**THE PROBLEM**
Go through the entries below and count the lines holding the word "time". Reply with only the number, please.

**RECORDS SHOWN**
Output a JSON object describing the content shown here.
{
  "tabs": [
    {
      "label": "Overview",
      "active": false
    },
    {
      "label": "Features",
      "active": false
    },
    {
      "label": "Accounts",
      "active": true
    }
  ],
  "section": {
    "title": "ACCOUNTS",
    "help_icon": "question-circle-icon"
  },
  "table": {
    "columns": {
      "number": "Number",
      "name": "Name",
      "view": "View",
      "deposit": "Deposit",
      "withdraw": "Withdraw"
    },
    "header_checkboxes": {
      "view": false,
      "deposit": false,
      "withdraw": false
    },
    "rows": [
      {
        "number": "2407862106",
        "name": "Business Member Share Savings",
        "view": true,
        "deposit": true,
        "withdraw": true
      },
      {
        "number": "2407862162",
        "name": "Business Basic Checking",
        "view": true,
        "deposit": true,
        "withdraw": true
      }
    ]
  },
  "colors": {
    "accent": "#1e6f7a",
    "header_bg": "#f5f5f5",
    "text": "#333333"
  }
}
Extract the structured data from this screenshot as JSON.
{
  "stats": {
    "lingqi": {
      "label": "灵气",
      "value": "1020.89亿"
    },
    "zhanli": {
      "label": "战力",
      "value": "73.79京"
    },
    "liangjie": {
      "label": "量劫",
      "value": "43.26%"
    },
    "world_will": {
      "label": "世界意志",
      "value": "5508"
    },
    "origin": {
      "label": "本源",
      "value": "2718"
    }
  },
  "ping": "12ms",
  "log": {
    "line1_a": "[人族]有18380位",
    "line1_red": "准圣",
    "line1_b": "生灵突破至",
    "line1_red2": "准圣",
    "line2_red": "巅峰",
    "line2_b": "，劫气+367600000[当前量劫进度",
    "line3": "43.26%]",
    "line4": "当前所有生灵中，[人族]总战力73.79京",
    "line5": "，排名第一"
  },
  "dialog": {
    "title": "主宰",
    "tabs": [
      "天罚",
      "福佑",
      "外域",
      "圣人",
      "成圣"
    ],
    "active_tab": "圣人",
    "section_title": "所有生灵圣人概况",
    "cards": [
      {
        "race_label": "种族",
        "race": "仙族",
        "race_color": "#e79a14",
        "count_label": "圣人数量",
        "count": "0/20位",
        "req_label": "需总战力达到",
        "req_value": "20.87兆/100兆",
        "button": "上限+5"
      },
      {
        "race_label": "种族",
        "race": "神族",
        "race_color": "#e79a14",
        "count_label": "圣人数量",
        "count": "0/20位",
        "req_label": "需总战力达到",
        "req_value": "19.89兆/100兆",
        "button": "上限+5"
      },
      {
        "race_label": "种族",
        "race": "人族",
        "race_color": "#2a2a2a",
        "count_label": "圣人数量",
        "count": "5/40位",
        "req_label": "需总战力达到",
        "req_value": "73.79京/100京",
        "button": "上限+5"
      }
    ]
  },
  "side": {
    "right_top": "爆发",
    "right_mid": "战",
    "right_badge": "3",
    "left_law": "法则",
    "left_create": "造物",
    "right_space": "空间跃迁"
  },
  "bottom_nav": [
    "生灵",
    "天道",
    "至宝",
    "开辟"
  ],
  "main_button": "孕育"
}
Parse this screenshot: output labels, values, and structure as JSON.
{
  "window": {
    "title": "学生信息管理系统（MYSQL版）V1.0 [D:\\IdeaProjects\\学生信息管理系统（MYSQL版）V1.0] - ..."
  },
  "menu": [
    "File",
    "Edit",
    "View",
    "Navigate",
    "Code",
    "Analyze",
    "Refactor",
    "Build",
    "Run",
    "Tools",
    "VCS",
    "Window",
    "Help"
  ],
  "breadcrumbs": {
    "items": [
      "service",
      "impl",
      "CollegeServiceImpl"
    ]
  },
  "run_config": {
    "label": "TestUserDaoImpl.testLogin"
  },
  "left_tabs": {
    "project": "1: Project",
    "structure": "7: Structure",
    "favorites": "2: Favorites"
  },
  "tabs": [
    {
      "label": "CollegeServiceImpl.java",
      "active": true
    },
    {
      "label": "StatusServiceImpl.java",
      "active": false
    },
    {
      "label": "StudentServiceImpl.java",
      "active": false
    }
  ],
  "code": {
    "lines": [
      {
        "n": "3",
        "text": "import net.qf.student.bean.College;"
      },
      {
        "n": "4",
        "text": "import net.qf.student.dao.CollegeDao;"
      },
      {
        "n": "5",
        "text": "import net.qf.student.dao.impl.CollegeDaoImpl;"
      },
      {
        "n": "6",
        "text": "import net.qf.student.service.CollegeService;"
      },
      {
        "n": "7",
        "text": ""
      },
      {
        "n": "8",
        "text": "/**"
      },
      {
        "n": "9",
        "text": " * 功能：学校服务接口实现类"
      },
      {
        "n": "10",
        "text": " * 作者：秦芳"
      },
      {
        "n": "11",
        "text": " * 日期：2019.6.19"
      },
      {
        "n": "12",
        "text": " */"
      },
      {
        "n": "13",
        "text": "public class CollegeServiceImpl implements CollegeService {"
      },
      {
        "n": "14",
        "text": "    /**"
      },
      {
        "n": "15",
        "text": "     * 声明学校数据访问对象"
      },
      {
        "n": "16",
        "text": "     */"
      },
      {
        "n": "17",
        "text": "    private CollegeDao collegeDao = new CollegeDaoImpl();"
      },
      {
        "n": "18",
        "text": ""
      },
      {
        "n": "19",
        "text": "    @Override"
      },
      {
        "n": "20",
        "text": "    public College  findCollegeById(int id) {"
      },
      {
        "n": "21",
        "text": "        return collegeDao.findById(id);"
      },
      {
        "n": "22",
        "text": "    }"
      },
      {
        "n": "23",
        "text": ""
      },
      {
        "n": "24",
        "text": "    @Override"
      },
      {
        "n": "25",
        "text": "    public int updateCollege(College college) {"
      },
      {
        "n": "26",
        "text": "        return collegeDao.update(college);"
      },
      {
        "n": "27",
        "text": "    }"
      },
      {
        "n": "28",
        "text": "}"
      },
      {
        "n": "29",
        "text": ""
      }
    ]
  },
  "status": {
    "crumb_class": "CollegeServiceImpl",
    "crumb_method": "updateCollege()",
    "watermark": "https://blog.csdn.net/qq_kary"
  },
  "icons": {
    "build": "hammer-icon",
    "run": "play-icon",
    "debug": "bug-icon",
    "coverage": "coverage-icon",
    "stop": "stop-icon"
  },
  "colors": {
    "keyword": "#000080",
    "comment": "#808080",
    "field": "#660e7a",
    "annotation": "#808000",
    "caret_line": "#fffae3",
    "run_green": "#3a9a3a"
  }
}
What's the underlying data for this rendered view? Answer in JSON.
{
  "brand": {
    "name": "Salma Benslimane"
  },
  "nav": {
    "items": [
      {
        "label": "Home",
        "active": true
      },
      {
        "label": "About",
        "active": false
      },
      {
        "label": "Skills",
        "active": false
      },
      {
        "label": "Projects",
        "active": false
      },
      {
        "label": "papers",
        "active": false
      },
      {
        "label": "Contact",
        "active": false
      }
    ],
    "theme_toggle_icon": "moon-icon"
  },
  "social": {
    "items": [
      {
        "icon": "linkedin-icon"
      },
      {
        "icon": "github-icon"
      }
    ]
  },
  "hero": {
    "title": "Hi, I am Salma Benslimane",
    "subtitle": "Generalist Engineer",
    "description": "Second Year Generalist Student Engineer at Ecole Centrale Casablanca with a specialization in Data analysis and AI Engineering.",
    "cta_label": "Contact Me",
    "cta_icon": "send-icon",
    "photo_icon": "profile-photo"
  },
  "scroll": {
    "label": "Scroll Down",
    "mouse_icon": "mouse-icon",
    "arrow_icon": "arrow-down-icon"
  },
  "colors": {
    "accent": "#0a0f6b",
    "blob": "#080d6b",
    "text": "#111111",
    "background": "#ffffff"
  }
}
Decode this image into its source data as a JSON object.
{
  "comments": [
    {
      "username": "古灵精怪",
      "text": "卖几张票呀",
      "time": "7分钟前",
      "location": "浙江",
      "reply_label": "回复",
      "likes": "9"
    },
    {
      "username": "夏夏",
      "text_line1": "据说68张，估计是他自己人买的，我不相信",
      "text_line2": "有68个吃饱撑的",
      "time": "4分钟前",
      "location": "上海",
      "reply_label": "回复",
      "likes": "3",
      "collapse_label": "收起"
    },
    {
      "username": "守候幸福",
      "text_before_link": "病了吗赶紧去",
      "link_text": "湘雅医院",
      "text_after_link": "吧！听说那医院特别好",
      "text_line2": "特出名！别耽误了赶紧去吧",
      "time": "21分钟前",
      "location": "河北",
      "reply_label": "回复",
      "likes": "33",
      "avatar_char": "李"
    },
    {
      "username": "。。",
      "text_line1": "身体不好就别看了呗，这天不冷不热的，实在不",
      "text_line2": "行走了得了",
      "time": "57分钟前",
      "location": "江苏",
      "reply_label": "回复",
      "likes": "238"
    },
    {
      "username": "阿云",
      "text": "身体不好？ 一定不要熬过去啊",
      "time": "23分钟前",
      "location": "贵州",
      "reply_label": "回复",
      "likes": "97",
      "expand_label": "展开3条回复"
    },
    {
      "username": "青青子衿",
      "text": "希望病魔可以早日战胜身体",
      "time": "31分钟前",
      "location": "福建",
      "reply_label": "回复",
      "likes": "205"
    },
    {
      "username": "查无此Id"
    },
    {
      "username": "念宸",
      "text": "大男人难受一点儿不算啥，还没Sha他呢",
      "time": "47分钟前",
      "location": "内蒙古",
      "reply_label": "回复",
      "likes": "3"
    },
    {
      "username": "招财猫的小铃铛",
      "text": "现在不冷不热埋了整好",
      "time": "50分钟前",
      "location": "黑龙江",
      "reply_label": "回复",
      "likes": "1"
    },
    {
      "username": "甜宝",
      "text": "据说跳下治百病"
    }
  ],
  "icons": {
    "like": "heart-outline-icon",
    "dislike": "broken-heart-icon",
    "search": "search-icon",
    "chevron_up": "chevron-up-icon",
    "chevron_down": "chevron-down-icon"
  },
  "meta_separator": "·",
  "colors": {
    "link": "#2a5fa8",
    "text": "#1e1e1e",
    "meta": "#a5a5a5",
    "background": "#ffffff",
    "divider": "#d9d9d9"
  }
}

**COMPLETE ANSWER**
8